In the listing below, pick out lines with "screenshot".

:: RECORDS FOR PROCESSING

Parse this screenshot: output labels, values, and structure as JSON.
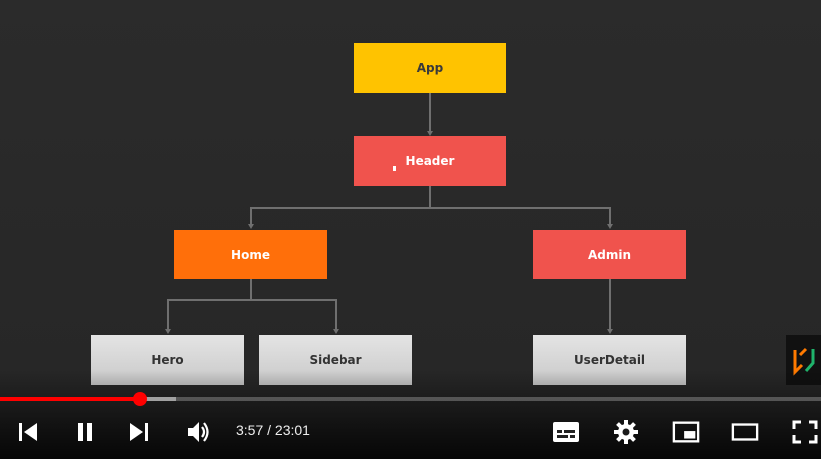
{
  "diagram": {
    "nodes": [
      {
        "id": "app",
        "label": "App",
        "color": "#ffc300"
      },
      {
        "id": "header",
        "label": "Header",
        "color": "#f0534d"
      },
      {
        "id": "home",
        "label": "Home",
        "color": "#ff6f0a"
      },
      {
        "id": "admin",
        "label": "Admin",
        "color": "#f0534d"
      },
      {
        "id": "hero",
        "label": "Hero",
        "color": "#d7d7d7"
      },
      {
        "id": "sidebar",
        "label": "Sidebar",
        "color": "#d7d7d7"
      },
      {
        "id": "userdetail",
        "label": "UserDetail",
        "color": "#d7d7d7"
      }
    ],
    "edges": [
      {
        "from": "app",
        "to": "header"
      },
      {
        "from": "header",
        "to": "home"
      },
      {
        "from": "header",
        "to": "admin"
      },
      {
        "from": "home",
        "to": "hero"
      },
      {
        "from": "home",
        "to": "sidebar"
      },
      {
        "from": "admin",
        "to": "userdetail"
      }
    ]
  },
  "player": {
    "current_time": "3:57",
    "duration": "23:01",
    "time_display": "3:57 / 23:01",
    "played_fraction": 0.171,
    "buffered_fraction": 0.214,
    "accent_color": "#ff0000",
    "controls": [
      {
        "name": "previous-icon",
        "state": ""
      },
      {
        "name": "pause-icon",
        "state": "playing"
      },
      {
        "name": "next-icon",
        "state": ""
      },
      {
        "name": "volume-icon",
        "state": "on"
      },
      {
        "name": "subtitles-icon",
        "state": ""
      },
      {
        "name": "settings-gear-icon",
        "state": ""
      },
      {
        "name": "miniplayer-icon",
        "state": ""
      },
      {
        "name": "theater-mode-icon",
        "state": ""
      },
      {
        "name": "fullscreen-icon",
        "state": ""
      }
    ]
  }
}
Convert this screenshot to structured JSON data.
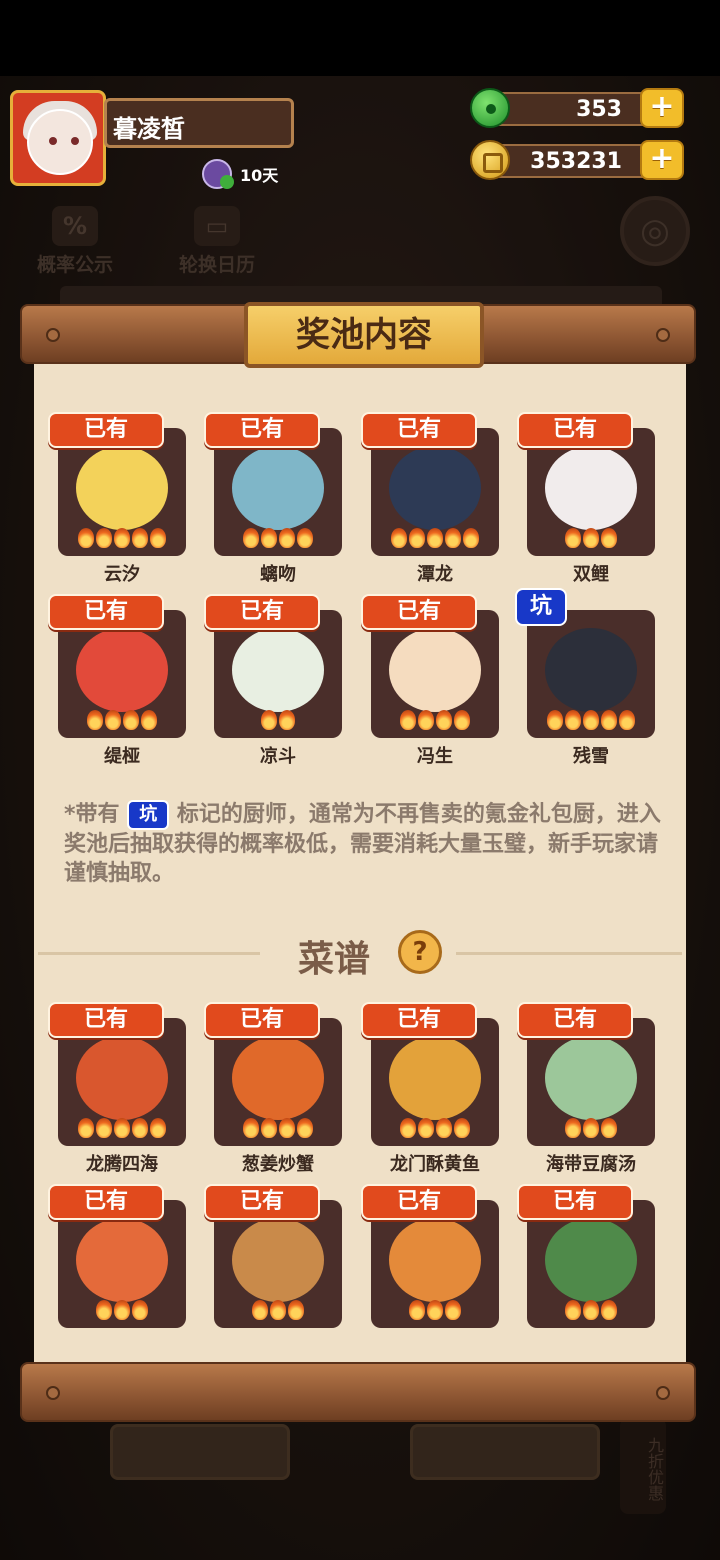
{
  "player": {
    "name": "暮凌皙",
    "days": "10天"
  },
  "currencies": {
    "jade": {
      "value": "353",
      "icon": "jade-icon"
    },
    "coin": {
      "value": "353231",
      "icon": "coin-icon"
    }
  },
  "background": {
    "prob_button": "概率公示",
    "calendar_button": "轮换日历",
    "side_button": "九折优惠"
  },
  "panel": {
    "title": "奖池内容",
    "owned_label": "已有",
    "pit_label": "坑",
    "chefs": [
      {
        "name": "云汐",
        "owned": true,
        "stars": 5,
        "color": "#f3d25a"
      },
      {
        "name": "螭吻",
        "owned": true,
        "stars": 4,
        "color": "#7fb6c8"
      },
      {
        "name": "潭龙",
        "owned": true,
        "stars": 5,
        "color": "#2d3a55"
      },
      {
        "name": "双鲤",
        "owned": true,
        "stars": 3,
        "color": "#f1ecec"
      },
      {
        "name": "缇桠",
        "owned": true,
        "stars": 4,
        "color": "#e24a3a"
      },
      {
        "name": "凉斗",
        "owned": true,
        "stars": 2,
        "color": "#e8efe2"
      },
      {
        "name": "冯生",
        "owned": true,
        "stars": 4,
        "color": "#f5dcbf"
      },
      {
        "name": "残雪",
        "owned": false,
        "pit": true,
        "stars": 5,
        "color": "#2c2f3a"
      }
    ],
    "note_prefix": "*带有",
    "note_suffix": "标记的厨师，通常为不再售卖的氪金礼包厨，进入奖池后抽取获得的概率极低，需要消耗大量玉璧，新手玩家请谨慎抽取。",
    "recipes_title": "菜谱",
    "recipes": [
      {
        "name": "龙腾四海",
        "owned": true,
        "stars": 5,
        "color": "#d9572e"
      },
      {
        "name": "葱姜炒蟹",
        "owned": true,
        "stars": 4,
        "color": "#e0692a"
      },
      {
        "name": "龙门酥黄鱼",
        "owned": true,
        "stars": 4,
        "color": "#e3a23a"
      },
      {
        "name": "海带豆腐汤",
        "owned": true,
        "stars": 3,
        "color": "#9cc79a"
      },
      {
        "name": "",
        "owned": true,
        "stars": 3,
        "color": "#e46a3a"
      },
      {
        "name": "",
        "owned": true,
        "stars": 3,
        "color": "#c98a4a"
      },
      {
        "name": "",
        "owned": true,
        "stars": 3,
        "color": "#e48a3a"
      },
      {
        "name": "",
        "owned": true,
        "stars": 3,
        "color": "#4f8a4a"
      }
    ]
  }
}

::::

→ **RESPONSE BELOW**:
Parse this screenshot: output labels, values, and structure as JSON.
Convert this screenshot to structured JSON data.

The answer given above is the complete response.